→ Task goal
Which lines in the records below contain the word "label"? Copy each of them.

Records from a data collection
───
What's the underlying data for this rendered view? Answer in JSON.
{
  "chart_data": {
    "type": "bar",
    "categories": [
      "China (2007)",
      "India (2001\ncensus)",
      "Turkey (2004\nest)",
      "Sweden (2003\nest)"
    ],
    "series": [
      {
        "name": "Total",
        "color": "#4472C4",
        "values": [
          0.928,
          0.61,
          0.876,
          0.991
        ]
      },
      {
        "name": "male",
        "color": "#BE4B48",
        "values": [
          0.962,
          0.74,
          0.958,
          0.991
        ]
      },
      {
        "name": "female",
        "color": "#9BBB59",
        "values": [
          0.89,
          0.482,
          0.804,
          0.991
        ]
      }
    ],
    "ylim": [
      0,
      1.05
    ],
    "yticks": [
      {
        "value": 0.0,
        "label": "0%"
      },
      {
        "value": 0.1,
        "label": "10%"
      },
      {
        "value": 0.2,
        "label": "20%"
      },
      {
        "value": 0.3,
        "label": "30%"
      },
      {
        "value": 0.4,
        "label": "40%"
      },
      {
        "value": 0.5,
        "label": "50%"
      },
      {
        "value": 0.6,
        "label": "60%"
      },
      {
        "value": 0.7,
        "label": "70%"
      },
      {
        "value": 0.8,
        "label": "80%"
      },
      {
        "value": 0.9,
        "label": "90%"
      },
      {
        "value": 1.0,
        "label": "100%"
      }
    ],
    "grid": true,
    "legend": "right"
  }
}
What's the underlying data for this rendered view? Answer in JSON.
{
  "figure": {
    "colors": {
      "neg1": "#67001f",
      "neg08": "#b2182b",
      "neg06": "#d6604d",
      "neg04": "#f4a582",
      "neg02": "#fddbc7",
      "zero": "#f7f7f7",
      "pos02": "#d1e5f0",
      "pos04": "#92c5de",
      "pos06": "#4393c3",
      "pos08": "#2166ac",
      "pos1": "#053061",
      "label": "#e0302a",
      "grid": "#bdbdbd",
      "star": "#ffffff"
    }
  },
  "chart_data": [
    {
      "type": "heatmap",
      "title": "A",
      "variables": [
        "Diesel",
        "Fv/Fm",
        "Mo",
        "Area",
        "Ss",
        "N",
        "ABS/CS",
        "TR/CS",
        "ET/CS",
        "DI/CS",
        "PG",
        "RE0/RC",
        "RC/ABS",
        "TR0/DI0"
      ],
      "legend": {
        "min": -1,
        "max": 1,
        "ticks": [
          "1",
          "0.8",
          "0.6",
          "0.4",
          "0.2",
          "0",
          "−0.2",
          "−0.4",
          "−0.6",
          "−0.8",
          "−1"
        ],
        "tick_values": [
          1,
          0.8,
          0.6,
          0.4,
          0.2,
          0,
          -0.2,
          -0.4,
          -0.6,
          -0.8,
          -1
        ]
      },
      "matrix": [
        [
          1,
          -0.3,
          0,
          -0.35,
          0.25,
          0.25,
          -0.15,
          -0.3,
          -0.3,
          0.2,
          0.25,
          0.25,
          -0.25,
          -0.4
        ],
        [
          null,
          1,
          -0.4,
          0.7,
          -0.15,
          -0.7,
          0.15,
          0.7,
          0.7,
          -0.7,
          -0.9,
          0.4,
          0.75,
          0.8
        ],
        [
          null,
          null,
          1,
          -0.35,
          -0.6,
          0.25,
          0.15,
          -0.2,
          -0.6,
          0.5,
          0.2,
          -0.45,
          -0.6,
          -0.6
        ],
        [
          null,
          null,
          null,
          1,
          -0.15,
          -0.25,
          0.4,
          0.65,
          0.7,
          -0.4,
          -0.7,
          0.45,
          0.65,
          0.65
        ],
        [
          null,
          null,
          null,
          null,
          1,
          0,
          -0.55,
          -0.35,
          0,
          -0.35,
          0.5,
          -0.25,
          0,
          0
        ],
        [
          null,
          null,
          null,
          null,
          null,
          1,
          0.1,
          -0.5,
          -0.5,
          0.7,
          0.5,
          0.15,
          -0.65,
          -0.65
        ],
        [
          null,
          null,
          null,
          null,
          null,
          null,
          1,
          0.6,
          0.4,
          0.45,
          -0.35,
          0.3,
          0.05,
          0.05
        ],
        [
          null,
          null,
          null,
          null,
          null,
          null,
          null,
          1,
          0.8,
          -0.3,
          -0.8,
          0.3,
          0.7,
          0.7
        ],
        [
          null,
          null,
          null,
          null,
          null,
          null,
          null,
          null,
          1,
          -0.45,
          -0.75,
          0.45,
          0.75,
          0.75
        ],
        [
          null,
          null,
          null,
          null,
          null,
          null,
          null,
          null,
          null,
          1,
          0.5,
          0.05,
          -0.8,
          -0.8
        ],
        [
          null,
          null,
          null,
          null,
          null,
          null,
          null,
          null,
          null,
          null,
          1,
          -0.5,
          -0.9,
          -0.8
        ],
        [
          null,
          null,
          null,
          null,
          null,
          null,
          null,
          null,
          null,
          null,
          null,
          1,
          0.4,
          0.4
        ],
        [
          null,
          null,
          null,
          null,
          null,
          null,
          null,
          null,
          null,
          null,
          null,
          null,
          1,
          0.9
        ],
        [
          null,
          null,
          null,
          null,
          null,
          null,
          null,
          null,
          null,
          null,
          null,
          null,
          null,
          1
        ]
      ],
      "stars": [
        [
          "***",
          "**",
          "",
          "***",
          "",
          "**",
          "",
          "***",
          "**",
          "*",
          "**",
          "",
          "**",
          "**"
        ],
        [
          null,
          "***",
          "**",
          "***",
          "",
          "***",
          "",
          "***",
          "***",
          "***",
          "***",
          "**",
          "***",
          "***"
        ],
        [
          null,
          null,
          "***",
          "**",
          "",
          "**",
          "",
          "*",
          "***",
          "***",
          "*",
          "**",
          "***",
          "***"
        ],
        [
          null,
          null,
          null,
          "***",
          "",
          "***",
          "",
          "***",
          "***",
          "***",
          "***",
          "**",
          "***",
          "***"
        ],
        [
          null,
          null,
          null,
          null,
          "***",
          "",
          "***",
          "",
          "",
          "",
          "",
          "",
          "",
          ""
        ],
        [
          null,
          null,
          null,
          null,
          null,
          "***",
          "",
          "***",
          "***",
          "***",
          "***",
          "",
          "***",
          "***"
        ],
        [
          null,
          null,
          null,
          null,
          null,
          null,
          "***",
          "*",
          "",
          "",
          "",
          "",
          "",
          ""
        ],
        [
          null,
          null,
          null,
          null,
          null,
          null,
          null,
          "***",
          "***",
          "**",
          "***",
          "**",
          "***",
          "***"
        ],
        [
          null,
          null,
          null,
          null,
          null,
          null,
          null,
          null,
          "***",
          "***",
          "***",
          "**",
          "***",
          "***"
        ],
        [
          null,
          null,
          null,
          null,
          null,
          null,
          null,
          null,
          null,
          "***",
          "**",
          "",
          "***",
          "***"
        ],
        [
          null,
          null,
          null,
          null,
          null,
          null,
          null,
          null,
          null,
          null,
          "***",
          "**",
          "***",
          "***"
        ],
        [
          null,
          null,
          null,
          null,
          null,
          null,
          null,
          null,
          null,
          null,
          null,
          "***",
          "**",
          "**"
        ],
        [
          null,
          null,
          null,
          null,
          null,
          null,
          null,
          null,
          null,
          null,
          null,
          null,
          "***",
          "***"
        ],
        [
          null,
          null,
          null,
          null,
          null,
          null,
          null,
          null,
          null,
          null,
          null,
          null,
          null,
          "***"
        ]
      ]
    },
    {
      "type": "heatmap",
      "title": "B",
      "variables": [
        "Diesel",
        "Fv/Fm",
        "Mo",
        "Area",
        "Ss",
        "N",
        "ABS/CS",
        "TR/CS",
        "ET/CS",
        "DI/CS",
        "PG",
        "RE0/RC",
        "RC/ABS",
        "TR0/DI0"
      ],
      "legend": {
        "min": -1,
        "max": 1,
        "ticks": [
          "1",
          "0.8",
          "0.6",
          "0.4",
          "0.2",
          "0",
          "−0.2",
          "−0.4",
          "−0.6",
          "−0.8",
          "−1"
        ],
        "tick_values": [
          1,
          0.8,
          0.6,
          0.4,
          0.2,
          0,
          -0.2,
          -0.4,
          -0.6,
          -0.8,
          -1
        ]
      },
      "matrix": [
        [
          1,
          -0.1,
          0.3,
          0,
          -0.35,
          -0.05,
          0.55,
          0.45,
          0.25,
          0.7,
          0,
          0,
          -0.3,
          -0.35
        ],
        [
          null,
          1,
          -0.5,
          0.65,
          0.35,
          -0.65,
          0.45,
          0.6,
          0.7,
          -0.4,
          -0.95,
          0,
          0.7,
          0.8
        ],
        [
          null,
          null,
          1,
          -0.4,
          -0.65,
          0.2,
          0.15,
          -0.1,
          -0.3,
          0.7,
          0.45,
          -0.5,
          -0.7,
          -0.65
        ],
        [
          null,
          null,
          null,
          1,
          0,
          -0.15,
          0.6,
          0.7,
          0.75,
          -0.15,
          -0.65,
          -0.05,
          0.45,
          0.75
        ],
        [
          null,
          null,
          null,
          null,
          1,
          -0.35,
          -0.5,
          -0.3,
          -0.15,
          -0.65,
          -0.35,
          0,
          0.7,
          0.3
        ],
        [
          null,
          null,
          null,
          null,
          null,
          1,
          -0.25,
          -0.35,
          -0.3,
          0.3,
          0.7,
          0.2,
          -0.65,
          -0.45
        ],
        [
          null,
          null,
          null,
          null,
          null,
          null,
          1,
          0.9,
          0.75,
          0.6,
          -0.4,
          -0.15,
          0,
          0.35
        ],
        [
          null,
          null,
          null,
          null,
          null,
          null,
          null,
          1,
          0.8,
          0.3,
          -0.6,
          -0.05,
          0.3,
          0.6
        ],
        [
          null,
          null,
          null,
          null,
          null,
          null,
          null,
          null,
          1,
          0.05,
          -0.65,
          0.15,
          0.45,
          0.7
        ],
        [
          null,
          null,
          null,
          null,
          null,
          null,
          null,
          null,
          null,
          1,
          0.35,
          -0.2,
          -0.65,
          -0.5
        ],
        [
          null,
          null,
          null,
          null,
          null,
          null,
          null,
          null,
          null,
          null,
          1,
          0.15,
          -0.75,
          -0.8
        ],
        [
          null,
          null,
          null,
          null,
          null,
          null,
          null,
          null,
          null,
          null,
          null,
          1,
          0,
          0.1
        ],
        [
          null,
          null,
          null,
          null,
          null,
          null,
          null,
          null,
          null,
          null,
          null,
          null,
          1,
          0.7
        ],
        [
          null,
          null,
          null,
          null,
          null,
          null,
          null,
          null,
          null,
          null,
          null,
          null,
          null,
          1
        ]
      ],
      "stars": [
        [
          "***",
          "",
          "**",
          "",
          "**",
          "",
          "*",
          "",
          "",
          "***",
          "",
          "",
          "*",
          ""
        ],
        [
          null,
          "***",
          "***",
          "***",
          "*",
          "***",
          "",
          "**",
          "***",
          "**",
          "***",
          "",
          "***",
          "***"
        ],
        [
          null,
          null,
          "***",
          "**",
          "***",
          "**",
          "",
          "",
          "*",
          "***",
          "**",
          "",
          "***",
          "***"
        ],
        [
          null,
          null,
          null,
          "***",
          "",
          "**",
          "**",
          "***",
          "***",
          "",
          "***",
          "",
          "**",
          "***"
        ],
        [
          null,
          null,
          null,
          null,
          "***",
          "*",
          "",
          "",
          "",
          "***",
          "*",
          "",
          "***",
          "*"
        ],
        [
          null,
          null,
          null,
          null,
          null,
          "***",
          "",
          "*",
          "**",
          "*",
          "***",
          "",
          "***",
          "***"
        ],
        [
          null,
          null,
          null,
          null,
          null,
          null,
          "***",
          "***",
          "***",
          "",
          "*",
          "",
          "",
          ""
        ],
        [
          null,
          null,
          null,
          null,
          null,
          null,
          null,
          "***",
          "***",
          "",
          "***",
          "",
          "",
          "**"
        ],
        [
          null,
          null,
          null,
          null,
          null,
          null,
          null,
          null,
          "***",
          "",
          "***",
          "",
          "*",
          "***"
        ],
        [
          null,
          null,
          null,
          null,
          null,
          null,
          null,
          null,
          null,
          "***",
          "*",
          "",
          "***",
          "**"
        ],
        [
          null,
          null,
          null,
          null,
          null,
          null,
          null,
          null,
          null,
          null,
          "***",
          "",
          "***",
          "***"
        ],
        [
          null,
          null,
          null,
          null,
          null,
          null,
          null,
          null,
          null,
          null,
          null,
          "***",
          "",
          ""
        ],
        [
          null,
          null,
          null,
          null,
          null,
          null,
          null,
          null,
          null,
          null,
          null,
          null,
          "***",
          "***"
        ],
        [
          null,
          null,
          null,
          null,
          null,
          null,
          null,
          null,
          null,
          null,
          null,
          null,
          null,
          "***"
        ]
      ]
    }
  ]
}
───
→ Exercise solution
        "label": "0%"
        "label": "10%"
        "label": "20%"
        "label": "30%"
        "label": "40%"
        "label": "50%"
        "label": "60%"
        "label": "70%"
        "label": "80%"
        "label": "90%"
        "label": "100%"
      "label": "#e0302a",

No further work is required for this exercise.